Problem to work on: Return all lines from the listing below in which the string "please" occurs.

Records to use:
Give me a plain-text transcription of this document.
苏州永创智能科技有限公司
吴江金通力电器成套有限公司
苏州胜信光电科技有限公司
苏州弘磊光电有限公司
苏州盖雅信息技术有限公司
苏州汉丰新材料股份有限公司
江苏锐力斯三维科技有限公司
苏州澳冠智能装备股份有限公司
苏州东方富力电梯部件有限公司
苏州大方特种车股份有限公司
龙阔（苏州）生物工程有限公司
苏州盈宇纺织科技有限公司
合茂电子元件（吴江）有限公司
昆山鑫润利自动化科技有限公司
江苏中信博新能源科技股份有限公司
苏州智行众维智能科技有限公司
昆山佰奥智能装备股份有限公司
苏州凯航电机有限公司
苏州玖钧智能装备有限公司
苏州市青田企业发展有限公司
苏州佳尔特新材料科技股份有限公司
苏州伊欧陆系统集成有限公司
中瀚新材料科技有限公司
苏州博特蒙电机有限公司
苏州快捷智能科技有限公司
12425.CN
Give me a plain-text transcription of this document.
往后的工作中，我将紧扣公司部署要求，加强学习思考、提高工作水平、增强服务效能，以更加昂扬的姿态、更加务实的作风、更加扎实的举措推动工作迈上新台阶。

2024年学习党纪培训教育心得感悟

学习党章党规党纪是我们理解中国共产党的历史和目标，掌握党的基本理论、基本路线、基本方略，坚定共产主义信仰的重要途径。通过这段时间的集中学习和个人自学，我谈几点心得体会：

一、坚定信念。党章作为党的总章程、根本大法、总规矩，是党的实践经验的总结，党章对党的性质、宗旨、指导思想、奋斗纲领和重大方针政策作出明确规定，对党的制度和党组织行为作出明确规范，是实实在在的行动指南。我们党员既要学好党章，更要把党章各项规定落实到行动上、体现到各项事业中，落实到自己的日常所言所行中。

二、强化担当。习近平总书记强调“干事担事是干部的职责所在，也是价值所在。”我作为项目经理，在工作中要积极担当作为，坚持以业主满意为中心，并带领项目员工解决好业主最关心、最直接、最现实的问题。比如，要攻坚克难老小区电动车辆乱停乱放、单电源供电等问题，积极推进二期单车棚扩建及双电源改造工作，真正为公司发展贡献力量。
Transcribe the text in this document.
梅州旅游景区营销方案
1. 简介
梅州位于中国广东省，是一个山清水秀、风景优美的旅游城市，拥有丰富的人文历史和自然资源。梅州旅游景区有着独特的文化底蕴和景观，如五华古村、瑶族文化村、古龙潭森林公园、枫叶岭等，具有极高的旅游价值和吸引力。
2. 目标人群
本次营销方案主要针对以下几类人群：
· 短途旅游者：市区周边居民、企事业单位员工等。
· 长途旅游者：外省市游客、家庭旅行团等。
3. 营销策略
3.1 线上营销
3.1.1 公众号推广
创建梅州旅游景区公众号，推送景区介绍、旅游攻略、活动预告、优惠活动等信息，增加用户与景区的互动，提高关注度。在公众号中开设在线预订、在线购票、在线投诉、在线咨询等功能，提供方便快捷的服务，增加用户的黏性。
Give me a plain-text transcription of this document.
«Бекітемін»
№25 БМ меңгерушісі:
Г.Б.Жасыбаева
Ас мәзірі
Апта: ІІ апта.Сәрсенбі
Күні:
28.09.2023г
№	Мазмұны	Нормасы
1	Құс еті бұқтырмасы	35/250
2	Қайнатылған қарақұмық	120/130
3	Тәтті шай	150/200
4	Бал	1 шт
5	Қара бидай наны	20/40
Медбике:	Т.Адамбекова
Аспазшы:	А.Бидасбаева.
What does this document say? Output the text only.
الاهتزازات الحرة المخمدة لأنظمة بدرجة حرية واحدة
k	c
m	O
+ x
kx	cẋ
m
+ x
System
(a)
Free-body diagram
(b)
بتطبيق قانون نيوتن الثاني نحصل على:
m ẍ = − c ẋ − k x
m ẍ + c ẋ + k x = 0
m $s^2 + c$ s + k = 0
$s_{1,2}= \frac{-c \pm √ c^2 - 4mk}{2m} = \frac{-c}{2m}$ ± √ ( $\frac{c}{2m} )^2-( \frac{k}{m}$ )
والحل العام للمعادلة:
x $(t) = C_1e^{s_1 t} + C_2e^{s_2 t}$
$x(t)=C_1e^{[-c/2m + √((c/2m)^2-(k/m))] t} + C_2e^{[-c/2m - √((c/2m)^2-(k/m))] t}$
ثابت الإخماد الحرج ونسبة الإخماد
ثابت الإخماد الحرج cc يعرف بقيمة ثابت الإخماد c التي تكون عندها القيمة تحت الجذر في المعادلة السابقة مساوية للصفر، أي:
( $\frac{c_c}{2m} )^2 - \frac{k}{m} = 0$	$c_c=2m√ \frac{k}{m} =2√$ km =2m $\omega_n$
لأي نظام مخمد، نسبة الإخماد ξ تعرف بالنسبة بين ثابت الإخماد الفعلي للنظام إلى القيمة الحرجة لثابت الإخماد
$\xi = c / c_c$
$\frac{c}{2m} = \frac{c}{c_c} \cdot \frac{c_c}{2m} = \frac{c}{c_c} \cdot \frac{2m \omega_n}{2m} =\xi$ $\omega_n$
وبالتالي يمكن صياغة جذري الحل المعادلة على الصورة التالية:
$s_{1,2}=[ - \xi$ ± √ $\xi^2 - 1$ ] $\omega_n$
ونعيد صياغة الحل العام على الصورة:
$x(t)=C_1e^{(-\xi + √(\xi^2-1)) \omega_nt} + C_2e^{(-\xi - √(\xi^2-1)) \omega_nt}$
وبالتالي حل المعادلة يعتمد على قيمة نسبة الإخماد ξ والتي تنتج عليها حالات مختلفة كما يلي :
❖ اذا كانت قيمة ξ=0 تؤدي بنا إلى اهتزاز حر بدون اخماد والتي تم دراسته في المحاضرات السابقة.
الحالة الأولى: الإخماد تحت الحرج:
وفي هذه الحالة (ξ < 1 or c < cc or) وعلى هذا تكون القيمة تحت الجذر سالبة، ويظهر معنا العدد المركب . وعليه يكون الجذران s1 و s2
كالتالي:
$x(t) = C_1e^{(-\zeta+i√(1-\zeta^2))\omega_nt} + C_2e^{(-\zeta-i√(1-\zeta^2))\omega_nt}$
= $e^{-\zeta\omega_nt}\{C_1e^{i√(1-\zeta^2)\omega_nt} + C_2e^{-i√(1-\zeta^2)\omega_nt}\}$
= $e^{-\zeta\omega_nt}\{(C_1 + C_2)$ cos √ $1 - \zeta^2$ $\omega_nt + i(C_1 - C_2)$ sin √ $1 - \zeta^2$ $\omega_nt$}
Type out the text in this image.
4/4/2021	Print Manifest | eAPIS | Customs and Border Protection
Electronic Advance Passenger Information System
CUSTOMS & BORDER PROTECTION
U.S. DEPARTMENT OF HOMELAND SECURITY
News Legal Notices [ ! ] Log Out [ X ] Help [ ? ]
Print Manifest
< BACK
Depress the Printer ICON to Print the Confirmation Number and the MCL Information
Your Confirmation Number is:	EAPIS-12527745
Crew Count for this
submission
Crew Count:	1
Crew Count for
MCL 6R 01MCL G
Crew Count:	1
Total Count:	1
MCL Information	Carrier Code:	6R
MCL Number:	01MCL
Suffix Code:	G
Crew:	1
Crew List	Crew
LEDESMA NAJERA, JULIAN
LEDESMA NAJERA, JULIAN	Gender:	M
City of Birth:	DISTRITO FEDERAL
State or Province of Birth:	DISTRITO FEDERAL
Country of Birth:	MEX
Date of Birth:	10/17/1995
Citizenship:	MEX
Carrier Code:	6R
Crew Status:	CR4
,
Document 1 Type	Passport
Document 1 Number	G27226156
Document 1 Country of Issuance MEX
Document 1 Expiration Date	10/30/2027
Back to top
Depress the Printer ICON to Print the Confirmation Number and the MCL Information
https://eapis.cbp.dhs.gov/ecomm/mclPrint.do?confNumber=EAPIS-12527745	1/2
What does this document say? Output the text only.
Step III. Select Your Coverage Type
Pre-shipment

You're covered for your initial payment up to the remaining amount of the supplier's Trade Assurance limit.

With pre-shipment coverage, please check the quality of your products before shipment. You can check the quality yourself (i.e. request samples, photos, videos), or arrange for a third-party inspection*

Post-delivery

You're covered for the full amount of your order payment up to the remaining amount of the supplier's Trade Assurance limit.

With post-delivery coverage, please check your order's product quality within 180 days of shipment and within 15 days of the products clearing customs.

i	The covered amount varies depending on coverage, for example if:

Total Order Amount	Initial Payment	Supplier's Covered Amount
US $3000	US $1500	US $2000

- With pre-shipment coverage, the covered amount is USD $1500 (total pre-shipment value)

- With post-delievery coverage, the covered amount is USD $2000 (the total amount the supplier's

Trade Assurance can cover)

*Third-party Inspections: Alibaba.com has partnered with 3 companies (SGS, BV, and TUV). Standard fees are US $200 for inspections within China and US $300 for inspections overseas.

Exercise response:
With pre-shipment coverage, please check the quality of your products before shipment. You can check the quality yourself (i.e. request samples, photos, videos), or arrange for a third-party inspection*
With post-delivery coverage, please check your order's product quality within 180 days of shipment and within 15 days of the products clearing customs.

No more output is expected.